Source data:
+--
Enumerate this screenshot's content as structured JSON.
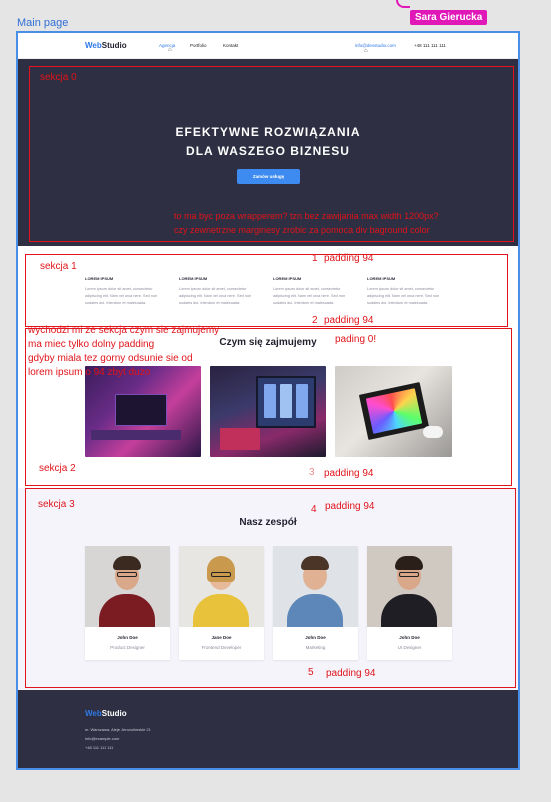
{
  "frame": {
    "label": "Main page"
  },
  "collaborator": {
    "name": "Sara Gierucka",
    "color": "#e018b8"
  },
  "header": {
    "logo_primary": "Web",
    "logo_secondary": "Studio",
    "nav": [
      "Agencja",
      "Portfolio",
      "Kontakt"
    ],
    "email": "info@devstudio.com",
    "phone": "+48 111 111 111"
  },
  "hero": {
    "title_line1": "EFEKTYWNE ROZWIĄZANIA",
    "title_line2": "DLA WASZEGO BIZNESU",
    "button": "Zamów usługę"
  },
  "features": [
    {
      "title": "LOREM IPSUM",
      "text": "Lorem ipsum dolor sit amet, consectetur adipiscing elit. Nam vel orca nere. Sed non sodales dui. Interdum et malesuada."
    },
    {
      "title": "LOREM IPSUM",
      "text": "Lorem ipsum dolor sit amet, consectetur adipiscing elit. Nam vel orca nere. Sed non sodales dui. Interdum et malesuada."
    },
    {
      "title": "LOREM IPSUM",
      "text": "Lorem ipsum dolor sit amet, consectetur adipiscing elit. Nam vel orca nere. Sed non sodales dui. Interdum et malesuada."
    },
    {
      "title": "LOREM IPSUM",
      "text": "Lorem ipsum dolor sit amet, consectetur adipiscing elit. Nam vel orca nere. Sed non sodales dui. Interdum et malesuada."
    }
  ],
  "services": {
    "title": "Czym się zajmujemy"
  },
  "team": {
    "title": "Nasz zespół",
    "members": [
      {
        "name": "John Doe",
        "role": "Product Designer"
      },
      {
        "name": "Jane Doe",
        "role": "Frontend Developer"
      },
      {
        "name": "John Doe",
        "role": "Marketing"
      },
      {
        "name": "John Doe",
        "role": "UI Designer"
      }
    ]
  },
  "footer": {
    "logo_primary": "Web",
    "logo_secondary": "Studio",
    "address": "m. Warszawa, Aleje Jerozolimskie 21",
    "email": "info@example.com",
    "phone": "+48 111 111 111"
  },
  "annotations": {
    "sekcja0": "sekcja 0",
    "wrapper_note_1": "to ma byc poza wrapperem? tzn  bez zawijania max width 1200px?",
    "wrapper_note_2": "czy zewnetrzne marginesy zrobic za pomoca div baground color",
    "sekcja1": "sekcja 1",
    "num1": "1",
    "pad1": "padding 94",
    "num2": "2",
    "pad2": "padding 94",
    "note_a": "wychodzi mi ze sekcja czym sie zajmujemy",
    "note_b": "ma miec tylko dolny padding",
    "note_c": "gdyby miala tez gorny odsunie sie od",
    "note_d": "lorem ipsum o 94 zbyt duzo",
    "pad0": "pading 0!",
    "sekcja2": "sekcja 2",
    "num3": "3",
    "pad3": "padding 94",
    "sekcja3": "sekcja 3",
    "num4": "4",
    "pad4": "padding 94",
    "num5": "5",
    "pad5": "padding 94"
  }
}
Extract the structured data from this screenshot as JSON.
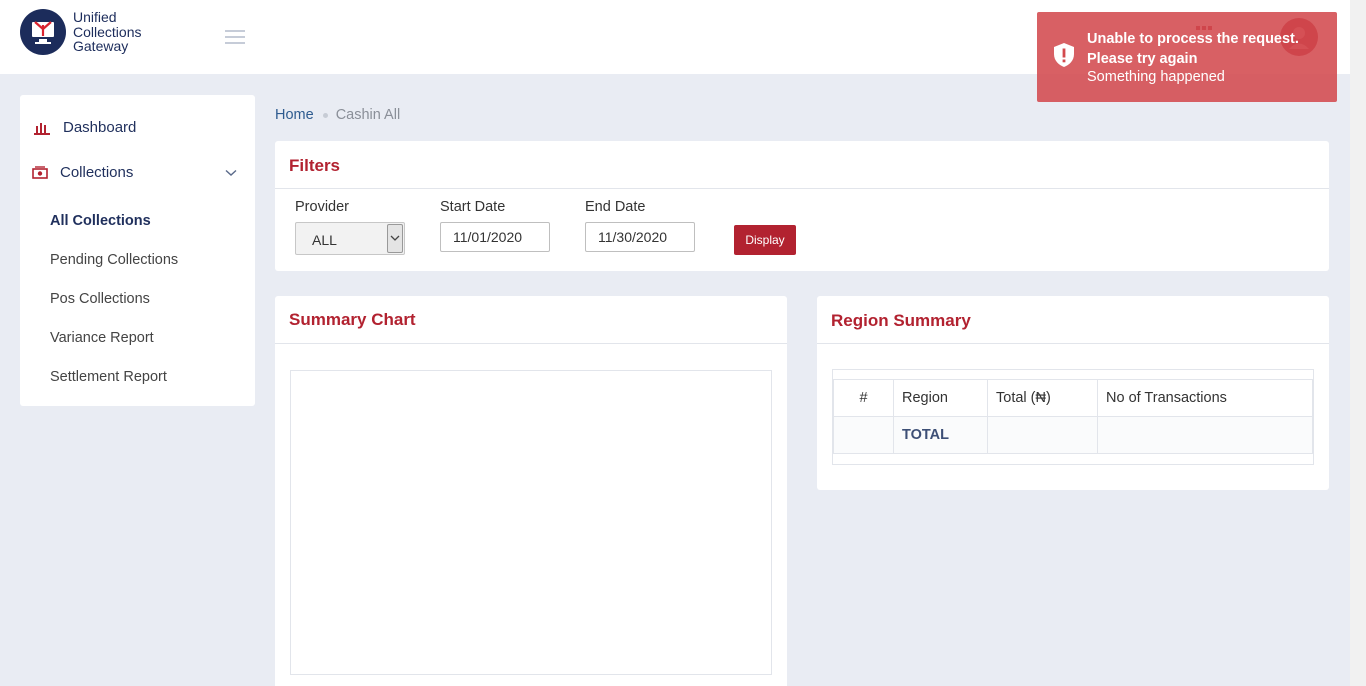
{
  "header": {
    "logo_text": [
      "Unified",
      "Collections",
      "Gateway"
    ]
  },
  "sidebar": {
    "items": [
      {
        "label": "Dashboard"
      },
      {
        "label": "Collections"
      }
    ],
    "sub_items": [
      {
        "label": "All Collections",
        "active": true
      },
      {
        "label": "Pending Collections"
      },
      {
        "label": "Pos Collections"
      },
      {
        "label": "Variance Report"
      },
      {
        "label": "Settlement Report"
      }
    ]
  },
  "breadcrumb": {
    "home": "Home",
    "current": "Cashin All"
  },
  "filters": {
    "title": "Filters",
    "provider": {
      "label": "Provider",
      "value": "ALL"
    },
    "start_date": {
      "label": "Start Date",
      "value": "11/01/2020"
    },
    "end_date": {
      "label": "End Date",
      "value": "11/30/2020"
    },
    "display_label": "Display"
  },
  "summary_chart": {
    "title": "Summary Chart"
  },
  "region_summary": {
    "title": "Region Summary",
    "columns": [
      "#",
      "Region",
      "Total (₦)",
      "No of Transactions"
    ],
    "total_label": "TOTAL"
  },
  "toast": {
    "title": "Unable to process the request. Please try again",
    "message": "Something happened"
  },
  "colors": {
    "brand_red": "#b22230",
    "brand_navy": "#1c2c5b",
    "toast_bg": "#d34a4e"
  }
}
+--
GIVEN REQUEST:
Do not include the images; transcribe the rest of the listing exactly.

EXERCISE SOLUTION:
Enumerate this screenshot's content as structured JSON.
{
  "frame": {
    "label": "Main page"
  },
  "collaborator": {
    "name": "Sara Gierucka",
    "color": "#e018b8"
  },
  "header": {
    "logo_primary": "Web",
    "logo_secondary": "Studio",
    "nav": [
      "Agencja",
      "Portfolio",
      "Kontakt"
    ],
    "email": "info@devstudio.com",
    "phone": "+48 111 111 111"
  },
  "hero": {
    "title_line1": "EFEKTYWNE ROZWIĄZANIA",
    "title_line2": "DLA WASZEGO BIZNESU",
    "button": "Zamów usługę"
  },
  "features": [
    {
      "title": "LOREM IPSUM",
      "text": "Lorem ipsum dolor sit amet, consectetur adipiscing elit. Nam vel orca nere. Sed non sodales dui. Interdum et malesuada."
    },
    {
      "title": "LOREM IPSUM",
      "text": "Lorem ipsum dolor sit amet, consectetur adipiscing elit. Nam vel orca nere. Sed non sodales dui. Interdum et malesuada."
    },
    {
      "title": "LOREM IPSUM",
      "text": "Lorem ipsum dolor sit amet, consectetur adipiscing elit. Nam vel orca nere. Sed non sodales dui. Interdum et malesuada."
    },
    {
      "title": "LOREM IPSUM",
      "text": "Lorem ipsum dolor sit amet, consectetur adipiscing elit. Nam vel orca nere. Sed non sodales dui. Interdum et malesuada."
    }
  ],
  "services": {
    "title": "Czym się zajmujemy"
  },
  "team": {
    "title": "Nasz zespół",
    "members": [
      {
        "name": "John Doe",
        "role": "Product Designer"
      },
      {
        "name": "Jane Doe",
        "role": "Frontend Developer"
      },
      {
        "name": "John Doe",
        "role": "Marketing"
      },
      {
        "name": "John Doe",
        "role": "UI Designer"
      }
    ]
  },
  "footer": {
    "logo_primary": "Web",
    "logo_secondary": "Studio",
    "address": "m. Warszawa, Aleje Jerozolimskie 21",
    "email": "info@example.com",
    "phone": "+48 111 111 111"
  },
  "annotations": {
    "sekcja0": "sekcja 0",
    "wrapper_note_1": "to ma byc poza wrapperem? tzn  bez zawijania max width 1200px?",
    "wrapper_note_2": "czy zewnetrzne marginesy zrobic za pomoca div baground color",
    "sekcja1": "sekcja 1",
    "num1": "1",
    "pad1": "padding 94",
    "num2": "2",
    "pad2": "padding 94",
    "note_a": "wychodzi mi ze sekcja czym sie zajmujemy",
    "note_b": "ma miec tylko dolny padding",
    "note_c": "gdyby miala tez gorny odsunie sie od",
    "note_d": "lorem ipsum o 94 zbyt duzo",
    "pad0": "pading 0!",
    "sekcja2": "sekcja 2",
    "num3": "3",
    "pad3": "padding 94",
    "sekcja3": "sekcja 3",
    "num4": "4",
    "pad4": "padding 94",
    "num5": "5",
    "pad5": "padding 94"
  }
}
Extract the structured data from this screenshot as JSON.
{
  "header": {
    "logo_text": [
      "Unified",
      "Collections",
      "Gateway"
    ]
  },
  "sidebar": {
    "items": [
      {
        "label": "Dashboard"
      },
      {
        "label": "Collections"
      }
    ],
    "sub_items": [
      {
        "label": "All Collections",
        "active": true
      },
      {
        "label": "Pending Collections"
      },
      {
        "label": "Pos Collections"
      },
      {
        "label": "Variance Report"
      },
      {
        "label": "Settlement Report"
      }
    ]
  },
  "breadcrumb": {
    "home": "Home",
    "current": "Cashin All"
  },
  "filters": {
    "title": "Filters",
    "provider": {
      "label": "Provider",
      "value": "ALL"
    },
    "start_date": {
      "label": "Start Date",
      "value": "11/01/2020"
    },
    "end_date": {
      "label": "End Date",
      "value": "11/30/2020"
    },
    "display_label": "Display"
  },
  "summary_chart": {
    "title": "Summary Chart"
  },
  "region_summary": {
    "title": "Region Summary",
    "columns": [
      "#",
      "Region",
      "Total (₦)",
      "No of Transactions"
    ],
    "total_label": "TOTAL"
  },
  "toast": {
    "title": "Unable to process the request. Please try again",
    "message": "Something happened"
  },
  "colors": {
    "brand_red": "#b22230",
    "brand_navy": "#1c2c5b",
    "toast_bg": "#d34a4e"
  }
}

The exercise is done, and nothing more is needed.